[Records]
....

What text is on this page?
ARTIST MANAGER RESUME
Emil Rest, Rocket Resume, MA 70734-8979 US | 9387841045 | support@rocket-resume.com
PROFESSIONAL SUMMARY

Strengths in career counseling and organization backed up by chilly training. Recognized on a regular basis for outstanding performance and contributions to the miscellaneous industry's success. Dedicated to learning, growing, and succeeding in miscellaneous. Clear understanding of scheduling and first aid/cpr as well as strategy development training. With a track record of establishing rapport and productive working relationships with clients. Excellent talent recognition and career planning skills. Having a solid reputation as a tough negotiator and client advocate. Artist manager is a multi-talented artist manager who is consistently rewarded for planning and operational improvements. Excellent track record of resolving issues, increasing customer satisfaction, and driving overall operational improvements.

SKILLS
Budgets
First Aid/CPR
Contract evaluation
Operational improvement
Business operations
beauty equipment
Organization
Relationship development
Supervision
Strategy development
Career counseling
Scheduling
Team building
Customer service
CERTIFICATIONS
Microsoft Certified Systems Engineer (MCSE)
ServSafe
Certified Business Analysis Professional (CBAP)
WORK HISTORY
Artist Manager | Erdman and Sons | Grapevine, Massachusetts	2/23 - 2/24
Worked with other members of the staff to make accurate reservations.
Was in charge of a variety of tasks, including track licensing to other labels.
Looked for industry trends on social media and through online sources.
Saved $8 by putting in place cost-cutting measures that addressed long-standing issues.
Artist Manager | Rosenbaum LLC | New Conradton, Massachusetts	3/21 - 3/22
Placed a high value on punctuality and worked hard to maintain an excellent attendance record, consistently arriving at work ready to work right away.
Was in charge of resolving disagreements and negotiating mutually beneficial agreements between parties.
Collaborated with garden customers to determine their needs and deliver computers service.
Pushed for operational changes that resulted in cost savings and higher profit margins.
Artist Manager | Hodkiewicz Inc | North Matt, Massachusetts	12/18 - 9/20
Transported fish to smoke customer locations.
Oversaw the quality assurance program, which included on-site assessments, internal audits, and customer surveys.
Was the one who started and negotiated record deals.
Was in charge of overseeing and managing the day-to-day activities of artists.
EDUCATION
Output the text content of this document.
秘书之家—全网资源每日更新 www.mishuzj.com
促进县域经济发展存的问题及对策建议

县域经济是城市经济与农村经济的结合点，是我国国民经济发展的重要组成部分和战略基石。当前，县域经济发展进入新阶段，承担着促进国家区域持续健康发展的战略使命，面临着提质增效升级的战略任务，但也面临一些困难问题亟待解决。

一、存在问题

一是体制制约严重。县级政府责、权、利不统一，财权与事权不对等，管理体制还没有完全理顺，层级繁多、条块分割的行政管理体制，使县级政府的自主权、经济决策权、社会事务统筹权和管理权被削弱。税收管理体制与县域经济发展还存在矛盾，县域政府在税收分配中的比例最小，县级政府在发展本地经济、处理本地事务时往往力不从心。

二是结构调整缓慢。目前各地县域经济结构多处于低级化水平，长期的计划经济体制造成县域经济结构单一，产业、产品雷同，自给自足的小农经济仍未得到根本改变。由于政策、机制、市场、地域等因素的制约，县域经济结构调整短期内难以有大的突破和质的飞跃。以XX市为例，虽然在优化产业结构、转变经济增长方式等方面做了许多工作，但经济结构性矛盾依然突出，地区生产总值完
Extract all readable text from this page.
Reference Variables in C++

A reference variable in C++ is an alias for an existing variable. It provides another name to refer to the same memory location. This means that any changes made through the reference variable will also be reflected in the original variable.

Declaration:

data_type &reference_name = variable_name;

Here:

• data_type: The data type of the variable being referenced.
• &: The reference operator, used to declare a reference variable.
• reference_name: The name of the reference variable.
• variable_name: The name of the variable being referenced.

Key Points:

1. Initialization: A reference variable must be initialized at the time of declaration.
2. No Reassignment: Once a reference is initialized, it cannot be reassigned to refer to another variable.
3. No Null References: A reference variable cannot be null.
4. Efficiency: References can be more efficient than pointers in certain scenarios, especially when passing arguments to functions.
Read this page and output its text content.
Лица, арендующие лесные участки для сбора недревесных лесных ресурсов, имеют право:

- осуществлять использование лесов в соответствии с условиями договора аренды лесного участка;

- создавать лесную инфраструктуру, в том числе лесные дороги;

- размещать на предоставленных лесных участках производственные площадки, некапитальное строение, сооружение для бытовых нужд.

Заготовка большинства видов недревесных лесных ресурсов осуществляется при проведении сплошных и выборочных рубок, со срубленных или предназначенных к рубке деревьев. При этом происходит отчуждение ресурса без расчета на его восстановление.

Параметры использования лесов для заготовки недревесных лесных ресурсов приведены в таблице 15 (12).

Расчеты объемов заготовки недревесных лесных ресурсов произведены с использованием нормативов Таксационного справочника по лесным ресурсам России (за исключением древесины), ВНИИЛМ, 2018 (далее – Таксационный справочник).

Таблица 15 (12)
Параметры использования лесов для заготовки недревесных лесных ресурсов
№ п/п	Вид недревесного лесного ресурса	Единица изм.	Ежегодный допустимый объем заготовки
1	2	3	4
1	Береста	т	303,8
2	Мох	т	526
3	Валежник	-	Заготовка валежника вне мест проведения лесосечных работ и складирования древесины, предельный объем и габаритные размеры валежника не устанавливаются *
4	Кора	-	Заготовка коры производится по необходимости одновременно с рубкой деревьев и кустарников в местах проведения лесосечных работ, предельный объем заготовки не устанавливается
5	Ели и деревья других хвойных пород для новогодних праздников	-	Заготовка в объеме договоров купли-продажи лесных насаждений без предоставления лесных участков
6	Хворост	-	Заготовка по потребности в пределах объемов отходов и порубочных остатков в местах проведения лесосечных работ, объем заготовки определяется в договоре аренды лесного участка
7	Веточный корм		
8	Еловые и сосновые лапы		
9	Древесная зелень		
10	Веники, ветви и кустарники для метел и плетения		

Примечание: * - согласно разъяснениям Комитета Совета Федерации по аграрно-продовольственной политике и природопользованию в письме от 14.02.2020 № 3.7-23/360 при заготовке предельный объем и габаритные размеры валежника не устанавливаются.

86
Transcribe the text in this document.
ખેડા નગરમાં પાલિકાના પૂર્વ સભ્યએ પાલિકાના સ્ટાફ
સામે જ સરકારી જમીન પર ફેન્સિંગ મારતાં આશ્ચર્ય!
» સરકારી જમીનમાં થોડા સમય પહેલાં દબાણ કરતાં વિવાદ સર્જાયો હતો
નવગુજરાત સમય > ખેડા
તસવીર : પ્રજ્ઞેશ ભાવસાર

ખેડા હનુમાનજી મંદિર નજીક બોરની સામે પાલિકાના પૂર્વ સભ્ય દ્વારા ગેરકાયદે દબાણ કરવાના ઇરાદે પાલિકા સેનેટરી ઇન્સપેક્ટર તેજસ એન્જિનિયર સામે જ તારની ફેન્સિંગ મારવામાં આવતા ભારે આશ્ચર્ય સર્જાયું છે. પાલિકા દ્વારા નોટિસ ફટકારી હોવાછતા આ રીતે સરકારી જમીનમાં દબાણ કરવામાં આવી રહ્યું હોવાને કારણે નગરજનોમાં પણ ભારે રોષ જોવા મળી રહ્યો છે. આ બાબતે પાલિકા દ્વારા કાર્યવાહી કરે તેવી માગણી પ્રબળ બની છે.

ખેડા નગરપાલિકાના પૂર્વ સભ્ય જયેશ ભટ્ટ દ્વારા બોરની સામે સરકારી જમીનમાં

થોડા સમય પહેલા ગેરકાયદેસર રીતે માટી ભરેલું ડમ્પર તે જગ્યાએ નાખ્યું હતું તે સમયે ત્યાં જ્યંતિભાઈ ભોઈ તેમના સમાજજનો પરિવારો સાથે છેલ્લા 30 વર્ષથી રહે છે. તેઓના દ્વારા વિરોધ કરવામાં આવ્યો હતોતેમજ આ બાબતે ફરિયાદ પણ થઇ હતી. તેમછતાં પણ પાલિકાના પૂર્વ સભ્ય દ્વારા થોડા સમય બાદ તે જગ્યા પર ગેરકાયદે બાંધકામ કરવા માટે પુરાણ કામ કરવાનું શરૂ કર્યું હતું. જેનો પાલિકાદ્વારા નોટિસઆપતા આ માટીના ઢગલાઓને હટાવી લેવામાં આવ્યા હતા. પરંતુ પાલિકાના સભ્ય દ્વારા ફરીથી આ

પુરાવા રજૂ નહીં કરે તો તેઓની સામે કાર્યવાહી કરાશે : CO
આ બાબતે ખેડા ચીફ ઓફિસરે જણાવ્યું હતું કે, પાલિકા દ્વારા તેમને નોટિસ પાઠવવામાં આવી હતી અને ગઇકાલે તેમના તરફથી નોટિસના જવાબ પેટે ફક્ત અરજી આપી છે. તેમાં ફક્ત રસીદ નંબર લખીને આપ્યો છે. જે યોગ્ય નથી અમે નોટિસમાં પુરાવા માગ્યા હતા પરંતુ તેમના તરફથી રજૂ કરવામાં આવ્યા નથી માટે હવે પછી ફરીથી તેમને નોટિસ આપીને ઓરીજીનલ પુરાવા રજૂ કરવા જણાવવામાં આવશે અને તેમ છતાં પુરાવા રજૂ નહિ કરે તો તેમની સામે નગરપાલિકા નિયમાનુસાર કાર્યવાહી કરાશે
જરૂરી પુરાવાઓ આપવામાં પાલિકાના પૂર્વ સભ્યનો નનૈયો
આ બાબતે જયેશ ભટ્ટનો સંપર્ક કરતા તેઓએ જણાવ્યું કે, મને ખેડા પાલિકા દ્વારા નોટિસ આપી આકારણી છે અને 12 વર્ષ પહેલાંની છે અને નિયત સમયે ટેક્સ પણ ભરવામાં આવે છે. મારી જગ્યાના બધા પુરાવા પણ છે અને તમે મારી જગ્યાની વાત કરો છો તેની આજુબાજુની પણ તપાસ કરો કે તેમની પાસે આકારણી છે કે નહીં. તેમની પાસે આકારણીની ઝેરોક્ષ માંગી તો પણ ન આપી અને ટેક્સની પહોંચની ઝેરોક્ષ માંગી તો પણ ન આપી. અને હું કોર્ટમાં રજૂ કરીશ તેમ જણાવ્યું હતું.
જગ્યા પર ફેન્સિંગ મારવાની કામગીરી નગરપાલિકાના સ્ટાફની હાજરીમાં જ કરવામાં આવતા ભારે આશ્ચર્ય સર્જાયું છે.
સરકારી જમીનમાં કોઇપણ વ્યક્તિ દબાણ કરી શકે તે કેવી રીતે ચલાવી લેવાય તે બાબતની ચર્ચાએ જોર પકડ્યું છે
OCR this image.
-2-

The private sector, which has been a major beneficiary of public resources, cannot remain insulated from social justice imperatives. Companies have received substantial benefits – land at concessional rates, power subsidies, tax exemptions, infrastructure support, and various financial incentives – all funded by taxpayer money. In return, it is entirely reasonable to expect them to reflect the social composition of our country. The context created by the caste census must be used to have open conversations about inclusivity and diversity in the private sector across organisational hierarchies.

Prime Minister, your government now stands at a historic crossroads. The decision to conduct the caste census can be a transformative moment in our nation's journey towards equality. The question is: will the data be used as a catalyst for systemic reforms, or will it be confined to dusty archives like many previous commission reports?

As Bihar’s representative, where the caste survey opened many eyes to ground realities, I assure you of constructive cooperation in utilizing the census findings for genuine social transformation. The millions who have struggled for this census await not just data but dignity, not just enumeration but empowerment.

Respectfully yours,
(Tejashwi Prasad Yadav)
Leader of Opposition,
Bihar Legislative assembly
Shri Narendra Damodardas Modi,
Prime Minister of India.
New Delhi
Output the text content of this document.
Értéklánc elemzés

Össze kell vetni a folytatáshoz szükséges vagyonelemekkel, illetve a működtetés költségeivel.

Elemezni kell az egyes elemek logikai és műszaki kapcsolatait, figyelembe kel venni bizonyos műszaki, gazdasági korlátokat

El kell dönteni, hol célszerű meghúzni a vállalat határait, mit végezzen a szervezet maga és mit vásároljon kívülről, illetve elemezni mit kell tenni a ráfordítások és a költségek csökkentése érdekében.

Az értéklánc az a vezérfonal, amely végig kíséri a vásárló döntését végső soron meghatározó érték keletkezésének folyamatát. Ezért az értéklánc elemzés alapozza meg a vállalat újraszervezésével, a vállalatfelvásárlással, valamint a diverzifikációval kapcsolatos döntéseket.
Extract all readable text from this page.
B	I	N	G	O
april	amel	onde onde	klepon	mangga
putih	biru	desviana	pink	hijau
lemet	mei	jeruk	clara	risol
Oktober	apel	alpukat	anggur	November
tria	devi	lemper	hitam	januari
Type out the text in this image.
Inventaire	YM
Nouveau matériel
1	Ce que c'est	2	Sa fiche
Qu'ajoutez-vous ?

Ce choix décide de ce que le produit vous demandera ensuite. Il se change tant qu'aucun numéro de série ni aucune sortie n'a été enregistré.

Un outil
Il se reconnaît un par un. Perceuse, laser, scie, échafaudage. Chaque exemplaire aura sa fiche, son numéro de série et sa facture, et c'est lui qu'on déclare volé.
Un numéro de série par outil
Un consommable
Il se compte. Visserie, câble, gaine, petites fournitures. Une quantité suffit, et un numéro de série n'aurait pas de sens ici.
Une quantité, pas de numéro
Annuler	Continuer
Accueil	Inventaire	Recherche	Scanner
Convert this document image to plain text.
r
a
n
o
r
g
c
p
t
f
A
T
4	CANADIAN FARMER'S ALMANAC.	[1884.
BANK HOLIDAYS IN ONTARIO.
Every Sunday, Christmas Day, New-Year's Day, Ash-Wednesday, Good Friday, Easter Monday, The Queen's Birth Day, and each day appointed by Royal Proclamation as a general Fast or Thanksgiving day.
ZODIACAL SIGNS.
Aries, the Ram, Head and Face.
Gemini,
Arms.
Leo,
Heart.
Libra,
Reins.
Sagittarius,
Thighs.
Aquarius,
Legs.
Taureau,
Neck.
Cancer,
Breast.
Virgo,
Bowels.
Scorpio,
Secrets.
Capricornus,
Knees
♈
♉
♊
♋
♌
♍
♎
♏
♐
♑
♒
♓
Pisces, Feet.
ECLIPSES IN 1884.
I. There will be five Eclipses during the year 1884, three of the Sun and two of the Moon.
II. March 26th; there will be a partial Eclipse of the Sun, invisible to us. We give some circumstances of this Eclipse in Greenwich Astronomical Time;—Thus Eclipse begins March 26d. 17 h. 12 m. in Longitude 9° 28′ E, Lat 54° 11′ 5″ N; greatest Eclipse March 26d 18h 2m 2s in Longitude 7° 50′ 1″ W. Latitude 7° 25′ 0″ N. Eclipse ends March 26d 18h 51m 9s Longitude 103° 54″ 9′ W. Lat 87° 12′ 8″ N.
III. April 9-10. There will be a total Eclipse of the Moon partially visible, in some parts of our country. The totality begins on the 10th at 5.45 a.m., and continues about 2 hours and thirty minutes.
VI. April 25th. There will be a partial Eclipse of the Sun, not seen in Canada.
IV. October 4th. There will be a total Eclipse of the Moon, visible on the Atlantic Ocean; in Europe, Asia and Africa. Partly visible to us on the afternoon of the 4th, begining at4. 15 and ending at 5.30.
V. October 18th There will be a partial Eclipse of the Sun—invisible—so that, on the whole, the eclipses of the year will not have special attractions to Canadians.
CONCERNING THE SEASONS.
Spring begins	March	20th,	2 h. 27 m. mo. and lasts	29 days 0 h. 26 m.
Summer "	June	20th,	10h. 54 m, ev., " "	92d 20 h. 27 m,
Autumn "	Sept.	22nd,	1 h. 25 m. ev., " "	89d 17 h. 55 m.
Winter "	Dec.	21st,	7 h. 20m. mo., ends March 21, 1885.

....

Count each line of the entries that holds the word "being", then state the total and nothing more.

2